▶ [Required task]: Find every line in the records that holds the string "screenshot". Copy each one.
## START Supplied material
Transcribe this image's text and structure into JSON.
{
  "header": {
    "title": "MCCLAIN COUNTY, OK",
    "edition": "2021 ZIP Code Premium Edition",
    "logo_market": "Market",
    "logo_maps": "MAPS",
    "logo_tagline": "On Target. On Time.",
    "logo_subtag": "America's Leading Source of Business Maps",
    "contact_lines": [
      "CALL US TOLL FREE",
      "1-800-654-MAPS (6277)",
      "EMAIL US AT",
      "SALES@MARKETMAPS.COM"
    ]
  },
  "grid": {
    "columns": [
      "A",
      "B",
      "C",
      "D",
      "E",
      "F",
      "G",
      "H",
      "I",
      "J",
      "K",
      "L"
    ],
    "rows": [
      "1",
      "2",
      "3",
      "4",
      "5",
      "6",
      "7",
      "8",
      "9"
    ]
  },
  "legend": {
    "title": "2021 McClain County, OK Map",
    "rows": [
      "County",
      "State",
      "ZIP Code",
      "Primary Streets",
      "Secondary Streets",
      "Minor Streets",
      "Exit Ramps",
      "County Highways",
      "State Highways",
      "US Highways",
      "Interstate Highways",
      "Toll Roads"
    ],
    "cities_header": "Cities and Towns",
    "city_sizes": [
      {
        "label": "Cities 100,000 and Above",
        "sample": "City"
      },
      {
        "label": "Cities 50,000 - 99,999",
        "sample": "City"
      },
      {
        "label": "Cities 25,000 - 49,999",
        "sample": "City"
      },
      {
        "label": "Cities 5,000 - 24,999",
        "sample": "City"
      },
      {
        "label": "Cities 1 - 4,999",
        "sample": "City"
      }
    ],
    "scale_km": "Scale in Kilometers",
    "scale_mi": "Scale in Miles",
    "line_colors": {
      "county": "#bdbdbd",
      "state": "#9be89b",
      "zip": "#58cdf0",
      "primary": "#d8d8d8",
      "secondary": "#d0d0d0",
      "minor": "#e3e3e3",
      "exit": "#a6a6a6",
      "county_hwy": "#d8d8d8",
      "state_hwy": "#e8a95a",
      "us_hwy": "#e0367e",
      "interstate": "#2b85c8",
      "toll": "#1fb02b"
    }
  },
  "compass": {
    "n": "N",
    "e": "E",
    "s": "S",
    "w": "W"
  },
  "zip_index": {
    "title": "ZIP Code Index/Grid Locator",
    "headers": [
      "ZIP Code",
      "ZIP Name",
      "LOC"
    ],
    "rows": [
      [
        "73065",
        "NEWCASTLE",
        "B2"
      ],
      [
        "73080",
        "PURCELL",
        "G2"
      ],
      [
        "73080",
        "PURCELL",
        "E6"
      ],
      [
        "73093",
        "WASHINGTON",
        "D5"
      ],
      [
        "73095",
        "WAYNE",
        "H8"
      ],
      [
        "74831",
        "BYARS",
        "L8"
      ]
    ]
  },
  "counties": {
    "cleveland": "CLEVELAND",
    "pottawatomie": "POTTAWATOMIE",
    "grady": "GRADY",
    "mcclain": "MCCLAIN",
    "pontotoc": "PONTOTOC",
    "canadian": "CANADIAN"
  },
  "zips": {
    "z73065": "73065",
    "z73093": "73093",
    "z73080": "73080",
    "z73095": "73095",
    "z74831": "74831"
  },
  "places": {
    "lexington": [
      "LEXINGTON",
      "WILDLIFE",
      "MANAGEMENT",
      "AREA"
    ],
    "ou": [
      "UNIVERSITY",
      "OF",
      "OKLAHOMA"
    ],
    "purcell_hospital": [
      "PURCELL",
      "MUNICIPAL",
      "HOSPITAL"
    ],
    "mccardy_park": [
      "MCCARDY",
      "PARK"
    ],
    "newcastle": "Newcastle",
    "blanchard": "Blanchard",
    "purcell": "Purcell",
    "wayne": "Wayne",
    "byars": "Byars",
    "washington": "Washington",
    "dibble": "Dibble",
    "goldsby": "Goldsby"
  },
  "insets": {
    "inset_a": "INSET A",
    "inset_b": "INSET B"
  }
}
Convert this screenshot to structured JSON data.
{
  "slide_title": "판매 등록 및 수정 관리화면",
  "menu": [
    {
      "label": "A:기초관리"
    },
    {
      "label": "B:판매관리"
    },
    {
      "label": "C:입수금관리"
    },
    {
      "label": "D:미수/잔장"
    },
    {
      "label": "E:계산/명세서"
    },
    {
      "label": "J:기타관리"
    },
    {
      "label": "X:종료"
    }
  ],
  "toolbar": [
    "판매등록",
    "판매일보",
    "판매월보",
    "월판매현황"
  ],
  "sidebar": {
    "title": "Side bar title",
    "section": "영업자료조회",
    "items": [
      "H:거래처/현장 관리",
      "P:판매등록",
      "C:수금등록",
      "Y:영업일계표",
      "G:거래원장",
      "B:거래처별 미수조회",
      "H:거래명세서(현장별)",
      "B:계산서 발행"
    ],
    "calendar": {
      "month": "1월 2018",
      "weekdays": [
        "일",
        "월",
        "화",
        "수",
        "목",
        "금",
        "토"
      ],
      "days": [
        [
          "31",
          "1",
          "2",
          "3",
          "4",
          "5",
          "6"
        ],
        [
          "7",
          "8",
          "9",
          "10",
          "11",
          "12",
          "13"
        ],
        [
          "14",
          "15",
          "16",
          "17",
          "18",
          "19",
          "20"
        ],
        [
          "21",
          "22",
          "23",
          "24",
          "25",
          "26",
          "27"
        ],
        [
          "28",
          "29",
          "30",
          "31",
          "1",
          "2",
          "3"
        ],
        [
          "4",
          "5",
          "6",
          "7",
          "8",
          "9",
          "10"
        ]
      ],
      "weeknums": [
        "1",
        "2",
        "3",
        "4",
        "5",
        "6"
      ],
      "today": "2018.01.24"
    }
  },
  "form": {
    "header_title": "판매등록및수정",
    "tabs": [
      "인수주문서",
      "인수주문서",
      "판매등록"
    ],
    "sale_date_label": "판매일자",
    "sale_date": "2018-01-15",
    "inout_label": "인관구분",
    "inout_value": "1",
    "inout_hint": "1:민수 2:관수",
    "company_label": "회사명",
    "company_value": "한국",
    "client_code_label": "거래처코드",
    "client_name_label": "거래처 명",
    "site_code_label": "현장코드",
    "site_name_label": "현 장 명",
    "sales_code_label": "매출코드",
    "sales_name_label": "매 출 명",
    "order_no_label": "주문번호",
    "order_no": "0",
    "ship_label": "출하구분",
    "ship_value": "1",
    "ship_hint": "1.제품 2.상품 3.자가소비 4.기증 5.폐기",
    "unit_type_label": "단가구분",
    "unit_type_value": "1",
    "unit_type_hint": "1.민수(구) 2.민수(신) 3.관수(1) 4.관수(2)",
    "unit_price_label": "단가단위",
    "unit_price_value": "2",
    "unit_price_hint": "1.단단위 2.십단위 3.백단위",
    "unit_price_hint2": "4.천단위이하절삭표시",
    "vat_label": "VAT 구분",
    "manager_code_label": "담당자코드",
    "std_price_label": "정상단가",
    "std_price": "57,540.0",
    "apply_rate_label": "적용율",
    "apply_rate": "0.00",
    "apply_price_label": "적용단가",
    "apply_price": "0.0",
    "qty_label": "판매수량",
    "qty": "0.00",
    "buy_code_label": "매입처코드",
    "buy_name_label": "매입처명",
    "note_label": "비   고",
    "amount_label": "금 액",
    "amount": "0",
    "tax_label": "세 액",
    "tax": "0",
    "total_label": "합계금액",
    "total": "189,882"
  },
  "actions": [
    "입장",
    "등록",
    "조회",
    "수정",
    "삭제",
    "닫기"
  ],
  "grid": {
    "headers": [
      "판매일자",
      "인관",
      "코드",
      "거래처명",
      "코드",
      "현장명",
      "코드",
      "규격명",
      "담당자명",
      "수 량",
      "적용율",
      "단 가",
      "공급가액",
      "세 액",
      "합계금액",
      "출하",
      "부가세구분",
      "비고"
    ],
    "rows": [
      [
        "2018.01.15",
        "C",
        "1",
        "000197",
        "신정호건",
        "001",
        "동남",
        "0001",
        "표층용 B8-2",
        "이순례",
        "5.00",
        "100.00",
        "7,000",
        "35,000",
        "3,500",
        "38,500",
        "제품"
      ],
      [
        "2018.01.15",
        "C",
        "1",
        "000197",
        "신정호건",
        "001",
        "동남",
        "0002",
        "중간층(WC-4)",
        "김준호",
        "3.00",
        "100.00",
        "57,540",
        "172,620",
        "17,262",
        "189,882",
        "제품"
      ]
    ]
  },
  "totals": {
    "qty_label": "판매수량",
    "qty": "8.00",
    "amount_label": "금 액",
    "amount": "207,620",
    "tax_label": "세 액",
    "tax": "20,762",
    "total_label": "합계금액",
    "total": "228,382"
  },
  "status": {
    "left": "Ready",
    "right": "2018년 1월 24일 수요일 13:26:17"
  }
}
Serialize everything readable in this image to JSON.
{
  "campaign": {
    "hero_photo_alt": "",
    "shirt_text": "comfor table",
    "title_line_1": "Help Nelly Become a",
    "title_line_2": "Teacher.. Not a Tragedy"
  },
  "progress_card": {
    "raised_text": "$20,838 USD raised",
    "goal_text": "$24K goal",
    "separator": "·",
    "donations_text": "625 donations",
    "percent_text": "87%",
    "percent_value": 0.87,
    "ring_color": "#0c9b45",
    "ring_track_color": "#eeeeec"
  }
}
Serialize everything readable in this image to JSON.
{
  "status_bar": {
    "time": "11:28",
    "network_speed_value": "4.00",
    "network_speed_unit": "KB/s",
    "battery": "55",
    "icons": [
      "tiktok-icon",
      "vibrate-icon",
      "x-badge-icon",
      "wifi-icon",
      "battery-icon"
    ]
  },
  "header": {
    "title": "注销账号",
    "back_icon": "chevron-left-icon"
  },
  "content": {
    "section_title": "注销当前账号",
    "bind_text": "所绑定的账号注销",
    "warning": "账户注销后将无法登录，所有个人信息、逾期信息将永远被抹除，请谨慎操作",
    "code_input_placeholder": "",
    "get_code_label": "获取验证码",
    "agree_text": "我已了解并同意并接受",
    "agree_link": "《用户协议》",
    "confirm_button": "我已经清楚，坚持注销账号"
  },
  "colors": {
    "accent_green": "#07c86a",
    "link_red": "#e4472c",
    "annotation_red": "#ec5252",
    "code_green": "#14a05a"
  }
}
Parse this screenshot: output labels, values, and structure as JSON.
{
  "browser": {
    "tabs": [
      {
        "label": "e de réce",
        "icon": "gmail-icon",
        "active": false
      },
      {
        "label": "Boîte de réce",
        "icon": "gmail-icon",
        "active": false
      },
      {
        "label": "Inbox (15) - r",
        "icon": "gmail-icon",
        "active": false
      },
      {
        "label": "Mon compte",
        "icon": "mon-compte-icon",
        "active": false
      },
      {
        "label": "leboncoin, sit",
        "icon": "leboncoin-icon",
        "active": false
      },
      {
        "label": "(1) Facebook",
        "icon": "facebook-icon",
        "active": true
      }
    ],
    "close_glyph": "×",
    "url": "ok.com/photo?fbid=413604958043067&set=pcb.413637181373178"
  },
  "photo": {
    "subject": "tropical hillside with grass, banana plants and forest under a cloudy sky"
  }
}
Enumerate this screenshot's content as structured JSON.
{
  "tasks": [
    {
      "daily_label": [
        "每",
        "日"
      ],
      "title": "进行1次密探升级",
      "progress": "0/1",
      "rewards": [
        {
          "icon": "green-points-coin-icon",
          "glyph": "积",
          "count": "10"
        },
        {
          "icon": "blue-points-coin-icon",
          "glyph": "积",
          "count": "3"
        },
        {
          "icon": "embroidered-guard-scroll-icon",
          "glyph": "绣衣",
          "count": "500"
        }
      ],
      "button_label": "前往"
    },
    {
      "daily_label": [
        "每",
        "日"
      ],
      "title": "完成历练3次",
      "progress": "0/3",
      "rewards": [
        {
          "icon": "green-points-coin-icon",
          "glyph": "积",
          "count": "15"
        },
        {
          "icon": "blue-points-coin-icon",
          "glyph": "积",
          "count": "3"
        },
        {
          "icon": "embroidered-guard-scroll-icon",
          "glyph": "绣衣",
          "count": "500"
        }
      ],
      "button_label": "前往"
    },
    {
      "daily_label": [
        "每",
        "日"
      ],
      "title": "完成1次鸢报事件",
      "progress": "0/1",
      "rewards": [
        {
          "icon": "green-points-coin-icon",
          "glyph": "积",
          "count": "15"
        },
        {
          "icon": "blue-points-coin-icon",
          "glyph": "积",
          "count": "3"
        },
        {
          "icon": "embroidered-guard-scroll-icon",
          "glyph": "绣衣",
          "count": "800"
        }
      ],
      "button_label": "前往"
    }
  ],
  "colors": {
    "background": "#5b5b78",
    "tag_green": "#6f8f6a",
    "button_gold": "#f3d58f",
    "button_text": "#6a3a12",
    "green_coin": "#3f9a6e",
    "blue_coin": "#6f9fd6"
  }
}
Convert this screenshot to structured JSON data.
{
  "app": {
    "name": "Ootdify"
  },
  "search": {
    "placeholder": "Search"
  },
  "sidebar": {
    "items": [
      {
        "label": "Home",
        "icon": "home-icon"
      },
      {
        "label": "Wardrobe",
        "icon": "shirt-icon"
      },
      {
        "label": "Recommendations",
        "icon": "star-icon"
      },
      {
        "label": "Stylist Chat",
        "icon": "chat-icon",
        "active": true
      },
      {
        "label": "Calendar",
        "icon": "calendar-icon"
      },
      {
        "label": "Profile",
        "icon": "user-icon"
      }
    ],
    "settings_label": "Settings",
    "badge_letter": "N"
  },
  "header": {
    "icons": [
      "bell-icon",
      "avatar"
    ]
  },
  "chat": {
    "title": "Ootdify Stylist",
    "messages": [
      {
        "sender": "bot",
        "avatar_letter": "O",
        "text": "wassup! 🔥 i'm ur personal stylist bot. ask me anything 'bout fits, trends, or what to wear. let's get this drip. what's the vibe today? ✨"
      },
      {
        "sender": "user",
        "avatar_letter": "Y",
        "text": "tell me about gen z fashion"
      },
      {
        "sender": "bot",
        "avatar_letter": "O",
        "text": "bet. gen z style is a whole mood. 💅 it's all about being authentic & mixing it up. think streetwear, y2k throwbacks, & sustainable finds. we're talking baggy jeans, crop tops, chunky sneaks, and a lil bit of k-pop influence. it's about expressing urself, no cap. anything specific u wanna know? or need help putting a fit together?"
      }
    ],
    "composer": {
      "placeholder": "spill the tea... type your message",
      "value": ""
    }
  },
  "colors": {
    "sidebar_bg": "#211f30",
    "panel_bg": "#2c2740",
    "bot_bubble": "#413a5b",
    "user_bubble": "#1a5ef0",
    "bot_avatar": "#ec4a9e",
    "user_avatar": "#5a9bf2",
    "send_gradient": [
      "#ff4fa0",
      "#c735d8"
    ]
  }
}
## END Supplied material
▶ [Task response]:
Convert this screenshot to structured JSON data.
Parse this screenshot: output labels, values, and structure as JSON.
Enumerate this screenshot's content as structured JSON.
Convert this screenshot to structured JSON data.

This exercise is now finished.